• [EXERCISE OBJECTIVE]
Retype the complete listing exactly as it appears.

• [DATA EXCERPTS]
────

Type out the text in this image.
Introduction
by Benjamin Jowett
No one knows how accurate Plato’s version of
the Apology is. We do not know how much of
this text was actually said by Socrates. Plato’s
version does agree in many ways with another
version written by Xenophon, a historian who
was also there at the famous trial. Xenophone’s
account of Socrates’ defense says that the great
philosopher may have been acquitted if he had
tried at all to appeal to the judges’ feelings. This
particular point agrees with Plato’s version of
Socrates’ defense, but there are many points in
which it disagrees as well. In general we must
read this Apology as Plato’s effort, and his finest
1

────

• [CORRECT RESULT]
Type out the text in this image.
Introduction
by Benjamin Jowett
No one knows how accurate Plato’s version of
the Apology is. We do not know how much of
this text was actually said by Socrates. Plato’s
version does agree in many ways with another
version written by Xenophon, a historian who
was also there at the famous trial. Xenophone’s
account of Socrates’ defense says that the great
philosopher may have been acquitted if he had
tried at all to appeal to the judges’ feelings. This
particular point agrees with Plato’s version of
Socrates’ defense, but there are many points in
which it disagrees as well. In general we must
read this Apology as Plato’s effort, and his finest
1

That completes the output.